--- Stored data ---
※ ※ ※
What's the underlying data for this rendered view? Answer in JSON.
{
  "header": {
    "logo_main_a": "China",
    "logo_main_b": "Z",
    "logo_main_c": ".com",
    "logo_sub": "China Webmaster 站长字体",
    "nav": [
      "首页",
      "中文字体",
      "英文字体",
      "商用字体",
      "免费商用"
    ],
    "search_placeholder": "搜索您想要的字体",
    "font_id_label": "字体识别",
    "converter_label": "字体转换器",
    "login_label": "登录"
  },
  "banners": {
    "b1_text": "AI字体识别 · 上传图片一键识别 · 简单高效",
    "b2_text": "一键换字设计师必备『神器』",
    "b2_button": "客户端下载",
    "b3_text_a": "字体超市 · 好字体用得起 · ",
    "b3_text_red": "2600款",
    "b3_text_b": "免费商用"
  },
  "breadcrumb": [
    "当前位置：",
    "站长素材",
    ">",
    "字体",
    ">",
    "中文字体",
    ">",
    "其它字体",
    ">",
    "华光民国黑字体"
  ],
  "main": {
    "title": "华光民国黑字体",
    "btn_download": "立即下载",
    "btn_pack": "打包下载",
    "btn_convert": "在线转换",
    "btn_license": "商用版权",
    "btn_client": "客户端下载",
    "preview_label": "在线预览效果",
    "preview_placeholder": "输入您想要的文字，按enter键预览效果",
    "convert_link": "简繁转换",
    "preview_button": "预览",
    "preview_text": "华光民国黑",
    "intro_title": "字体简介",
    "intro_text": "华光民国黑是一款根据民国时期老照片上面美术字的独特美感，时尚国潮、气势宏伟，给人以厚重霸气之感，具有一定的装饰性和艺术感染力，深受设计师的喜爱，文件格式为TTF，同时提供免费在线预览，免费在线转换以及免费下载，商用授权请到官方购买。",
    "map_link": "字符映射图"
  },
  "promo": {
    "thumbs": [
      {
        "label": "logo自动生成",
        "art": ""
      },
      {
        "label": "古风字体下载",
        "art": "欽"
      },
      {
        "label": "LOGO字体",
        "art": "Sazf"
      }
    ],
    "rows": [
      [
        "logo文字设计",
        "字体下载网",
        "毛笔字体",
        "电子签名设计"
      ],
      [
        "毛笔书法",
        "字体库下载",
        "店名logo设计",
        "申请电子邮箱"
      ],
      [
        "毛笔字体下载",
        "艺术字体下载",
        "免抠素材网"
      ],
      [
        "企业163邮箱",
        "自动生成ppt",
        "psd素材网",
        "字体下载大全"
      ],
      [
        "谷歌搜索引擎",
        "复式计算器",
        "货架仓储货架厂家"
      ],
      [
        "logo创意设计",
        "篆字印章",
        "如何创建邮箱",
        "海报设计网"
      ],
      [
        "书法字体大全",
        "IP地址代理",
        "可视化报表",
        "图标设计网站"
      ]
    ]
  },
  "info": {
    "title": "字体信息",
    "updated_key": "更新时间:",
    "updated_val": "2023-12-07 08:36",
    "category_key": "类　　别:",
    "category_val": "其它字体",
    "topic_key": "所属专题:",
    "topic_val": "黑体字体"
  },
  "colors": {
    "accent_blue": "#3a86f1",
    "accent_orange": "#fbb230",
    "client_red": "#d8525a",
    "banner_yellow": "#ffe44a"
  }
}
※ ※ ※
--- SHORT TASK ---
Repeat the entries exactly, all of them.

--- RESULT BELOW ---
What's the underlying data for this rendered view? Answer in JSON.
{
  "header": {
    "logo_main_a": "China",
    "logo_main_b": "Z",
    "logo_main_c": ".com",
    "logo_sub": "China Webmaster 站长字体",
    "nav": [
      "首页",
      "中文字体",
      "英文字体",
      "商用字体",
      "免费商用"
    ],
    "search_placeholder": "搜索您想要的字体",
    "font_id_label": "字体识别",
    "converter_label": "字体转换器",
    "login_label": "登录"
  },
  "banners": {
    "b1_text": "AI字体识别 · 上传图片一键识别 · 简单高效",
    "b2_text": "一键换字设计师必备『神器』",
    "b2_button": "客户端下载",
    "b3_text_a": "字体超市 · 好字体用得起 · ",
    "b3_text_red": "2600款",
    "b3_text_b": "免费商用"
  },
  "breadcrumb": [
    "当前位置：",
    "站长素材",
    ">",
    "字体",
    ">",
    "中文字体",
    ">",
    "其它字体",
    ">",
    "华光民国黑字体"
  ],
  "main": {
    "title": "华光民国黑字体",
    "btn_download": "立即下载",
    "btn_pack": "打包下载",
    "btn_convert": "在线转换",
    "btn_license": "商用版权",
    "btn_client": "客户端下载",
    "preview_label": "在线预览效果",
    "preview_placeholder": "输入您想要的文字，按enter键预览效果",
    "convert_link": "简繁转换",
    "preview_button": "预览",
    "preview_text": "华光民国黑",
    "intro_title": "字体简介",
    "intro_text": "华光民国黑是一款根据民国时期老照片上面美术字的独特美感，时尚国潮、气势宏伟，给人以厚重霸气之感，具有一定的装饰性和艺术感染力，深受设计师的喜爱，文件格式为TTF，同时提供免费在线预览，免费在线转换以及免费下载，商用授权请到官方购买。",
    "map_link": "字符映射图"
  },
  "promo": {
    "thumbs": [
      {
        "label": "logo自动生成",
        "art": ""
      },
      {
        "label": "古风字体下载",
        "art": "欽"
      },
      {
        "label": "LOGO字体",
        "art": "Sazf"
      }
    ],
    "rows": [
      [
        "logo文字设计",
        "字体下载网",
        "毛笔字体",
        "电子签名设计"
      ],
      [
        "毛笔书法",
        "字体库下载",
        "店名logo设计",
        "申请电子邮箱"
      ],
      [
        "毛笔字体下载",
        "艺术字体下载",
        "免抠素材网"
      ],
      [
        "企业163邮箱",
        "自动生成ppt",
        "psd素材网",
        "字体下载大全"
      ],
      [
        "谷歌搜索引擎",
        "复式计算器",
        "货架仓储货架厂家"
      ],
      [
        "logo创意设计",
        "篆字印章",
        "如何创建邮箱",
        "海报设计网"
      ],
      [
        "书法字体大全",
        "IP地址代理",
        "可视化报表",
        "图标设计网站"
      ]
    ]
  },
  "info": {
    "title": "字体信息",
    "updated_key": "更新时间:",
    "updated_val": "2023-12-07 08:36",
    "category_key": "类　　别:",
    "category_val": "其它字体",
    "topic_key": "所属专题:",
    "topic_val": "黑体字体"
  },
  "colors": {
    "accent_blue": "#3a86f1",
    "accent_orange": "#fbb230",
    "client_red": "#d8525a",
    "banner_yellow": "#ffe44a"
  }
}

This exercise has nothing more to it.